[Problem statement] Copy every line with the string "this" in it.

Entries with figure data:
● ● ● ● ● ● ●

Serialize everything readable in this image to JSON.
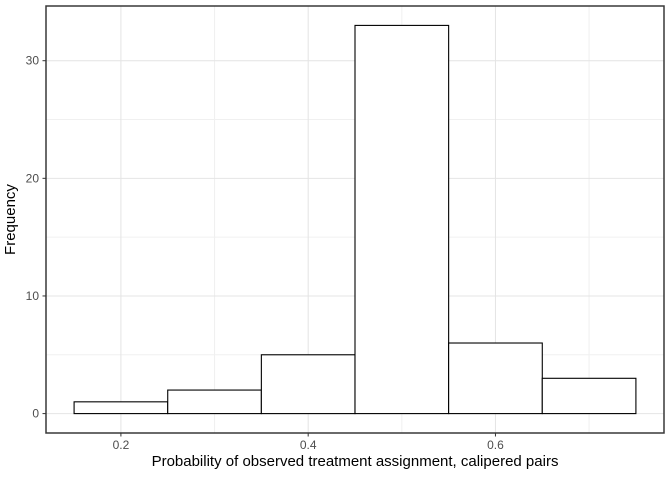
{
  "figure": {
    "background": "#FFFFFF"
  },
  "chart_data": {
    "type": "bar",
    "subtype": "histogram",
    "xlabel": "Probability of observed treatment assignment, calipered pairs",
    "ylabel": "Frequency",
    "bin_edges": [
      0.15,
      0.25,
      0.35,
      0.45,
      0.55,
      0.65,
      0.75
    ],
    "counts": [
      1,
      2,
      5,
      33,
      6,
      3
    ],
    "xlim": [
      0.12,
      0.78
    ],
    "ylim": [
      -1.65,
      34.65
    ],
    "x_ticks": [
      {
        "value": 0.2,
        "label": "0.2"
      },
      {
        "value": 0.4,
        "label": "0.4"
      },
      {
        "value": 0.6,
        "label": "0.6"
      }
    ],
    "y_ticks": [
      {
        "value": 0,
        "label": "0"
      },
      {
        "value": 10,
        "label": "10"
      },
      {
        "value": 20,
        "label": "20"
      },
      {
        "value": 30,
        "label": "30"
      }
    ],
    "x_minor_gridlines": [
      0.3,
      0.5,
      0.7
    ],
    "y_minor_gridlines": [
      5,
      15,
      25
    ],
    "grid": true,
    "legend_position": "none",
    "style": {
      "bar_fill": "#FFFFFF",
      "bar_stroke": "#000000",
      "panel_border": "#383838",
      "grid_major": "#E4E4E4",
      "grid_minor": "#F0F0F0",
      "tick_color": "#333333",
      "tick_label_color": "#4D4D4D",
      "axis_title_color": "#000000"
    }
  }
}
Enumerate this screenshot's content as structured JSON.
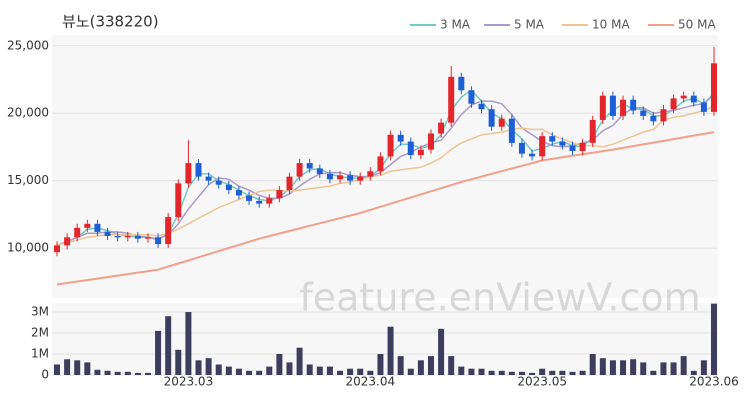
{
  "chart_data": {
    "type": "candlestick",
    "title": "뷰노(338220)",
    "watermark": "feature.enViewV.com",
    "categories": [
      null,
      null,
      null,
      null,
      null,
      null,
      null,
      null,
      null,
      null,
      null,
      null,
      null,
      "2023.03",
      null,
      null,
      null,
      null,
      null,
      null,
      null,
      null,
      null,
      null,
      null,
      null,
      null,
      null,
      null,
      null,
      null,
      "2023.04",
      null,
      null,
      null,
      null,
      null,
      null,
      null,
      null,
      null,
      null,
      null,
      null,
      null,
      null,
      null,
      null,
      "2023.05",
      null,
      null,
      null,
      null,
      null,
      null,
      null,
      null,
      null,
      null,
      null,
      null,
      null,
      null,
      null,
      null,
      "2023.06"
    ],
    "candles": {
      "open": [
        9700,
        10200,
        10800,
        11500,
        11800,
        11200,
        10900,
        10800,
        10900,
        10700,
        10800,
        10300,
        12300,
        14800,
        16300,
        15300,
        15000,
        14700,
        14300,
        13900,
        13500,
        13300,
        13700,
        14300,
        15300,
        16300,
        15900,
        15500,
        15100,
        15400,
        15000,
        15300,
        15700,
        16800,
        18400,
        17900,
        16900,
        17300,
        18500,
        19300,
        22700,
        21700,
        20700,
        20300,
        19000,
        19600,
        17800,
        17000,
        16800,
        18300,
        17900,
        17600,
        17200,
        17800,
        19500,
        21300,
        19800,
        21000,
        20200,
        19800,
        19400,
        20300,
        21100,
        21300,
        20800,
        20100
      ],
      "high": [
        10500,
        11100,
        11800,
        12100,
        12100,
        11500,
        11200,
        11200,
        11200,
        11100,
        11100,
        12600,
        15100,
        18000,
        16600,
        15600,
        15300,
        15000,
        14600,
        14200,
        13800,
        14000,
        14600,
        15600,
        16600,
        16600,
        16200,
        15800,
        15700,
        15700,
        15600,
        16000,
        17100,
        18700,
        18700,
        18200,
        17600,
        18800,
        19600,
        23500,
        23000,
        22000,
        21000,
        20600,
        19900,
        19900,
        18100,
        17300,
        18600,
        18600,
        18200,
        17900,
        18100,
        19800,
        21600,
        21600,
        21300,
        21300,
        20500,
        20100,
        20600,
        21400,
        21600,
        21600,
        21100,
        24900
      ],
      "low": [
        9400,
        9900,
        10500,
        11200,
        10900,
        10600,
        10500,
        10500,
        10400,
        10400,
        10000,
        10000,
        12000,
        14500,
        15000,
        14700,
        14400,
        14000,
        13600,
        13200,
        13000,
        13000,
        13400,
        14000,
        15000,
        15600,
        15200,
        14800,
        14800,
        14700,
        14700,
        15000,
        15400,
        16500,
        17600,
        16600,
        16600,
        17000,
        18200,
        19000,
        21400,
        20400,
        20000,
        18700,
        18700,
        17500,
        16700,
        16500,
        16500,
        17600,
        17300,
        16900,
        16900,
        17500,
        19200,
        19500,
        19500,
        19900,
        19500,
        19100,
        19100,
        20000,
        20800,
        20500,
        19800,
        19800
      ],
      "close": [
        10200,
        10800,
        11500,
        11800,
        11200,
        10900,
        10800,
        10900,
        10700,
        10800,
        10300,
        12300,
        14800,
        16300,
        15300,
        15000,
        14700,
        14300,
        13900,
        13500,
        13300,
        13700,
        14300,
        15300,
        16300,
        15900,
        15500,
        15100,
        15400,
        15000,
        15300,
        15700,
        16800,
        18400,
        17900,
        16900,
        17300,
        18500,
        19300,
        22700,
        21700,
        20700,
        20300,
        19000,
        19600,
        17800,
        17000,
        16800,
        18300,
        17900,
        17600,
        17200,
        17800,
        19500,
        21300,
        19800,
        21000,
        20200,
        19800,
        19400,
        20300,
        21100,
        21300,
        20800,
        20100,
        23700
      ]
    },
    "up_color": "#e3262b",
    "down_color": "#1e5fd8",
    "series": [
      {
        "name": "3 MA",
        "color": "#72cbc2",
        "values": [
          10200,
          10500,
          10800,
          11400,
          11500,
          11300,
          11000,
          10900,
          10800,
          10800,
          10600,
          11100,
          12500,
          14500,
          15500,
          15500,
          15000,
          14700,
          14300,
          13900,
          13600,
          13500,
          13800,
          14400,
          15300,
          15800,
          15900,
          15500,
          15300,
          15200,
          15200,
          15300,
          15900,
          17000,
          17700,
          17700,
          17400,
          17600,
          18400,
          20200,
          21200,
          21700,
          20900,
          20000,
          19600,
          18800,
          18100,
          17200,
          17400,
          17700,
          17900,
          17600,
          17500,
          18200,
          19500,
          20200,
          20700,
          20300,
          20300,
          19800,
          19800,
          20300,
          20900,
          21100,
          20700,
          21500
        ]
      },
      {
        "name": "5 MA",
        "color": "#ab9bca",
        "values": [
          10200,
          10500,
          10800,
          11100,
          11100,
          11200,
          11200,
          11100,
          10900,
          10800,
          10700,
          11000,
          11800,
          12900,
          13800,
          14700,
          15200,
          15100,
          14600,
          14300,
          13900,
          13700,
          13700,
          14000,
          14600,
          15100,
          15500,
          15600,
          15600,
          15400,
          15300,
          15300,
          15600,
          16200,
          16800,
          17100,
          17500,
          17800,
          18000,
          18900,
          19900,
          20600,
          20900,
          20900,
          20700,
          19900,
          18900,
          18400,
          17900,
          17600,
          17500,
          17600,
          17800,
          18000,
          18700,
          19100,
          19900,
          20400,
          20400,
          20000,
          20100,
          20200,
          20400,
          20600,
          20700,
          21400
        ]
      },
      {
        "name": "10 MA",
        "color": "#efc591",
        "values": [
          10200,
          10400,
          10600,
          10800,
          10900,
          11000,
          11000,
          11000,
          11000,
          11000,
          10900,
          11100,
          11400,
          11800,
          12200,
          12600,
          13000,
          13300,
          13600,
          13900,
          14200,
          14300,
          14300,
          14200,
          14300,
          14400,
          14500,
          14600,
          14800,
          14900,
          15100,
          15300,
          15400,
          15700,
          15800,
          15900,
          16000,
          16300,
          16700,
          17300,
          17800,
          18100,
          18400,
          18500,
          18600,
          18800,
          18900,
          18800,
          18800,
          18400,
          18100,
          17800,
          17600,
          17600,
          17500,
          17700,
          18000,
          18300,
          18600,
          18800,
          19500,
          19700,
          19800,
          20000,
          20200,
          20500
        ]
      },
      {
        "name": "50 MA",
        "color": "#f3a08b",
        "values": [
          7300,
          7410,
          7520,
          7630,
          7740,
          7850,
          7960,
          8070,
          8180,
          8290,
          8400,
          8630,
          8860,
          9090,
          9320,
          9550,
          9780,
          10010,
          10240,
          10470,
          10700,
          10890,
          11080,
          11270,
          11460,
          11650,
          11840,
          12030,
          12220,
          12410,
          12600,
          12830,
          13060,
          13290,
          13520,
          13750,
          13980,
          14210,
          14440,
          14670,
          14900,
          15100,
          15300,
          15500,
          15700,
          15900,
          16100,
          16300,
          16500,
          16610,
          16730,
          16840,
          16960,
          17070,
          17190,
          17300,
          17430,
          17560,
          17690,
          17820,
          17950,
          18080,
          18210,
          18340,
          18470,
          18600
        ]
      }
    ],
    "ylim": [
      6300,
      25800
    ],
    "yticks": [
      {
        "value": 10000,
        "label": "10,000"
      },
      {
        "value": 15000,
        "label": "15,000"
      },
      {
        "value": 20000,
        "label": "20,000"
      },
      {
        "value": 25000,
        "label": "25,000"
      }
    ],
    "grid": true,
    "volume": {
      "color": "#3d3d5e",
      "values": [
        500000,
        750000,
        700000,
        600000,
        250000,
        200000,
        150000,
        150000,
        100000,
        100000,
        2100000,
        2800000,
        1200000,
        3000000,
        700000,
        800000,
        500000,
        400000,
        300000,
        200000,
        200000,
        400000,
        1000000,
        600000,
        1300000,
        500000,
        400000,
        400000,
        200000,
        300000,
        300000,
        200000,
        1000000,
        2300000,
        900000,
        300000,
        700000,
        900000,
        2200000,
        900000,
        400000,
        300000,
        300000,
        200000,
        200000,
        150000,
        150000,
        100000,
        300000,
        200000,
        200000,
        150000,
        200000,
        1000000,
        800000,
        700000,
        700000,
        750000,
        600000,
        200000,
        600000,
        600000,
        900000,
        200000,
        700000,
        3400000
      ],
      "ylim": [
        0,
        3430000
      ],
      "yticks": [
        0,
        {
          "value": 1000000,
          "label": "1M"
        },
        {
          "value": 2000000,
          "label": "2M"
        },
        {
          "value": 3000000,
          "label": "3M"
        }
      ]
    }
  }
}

● ● ● ● ● ● ●

[Right answer]
Serialize everything readable in this image to JSON.
Enumerate this screenshot's content as structured JSON.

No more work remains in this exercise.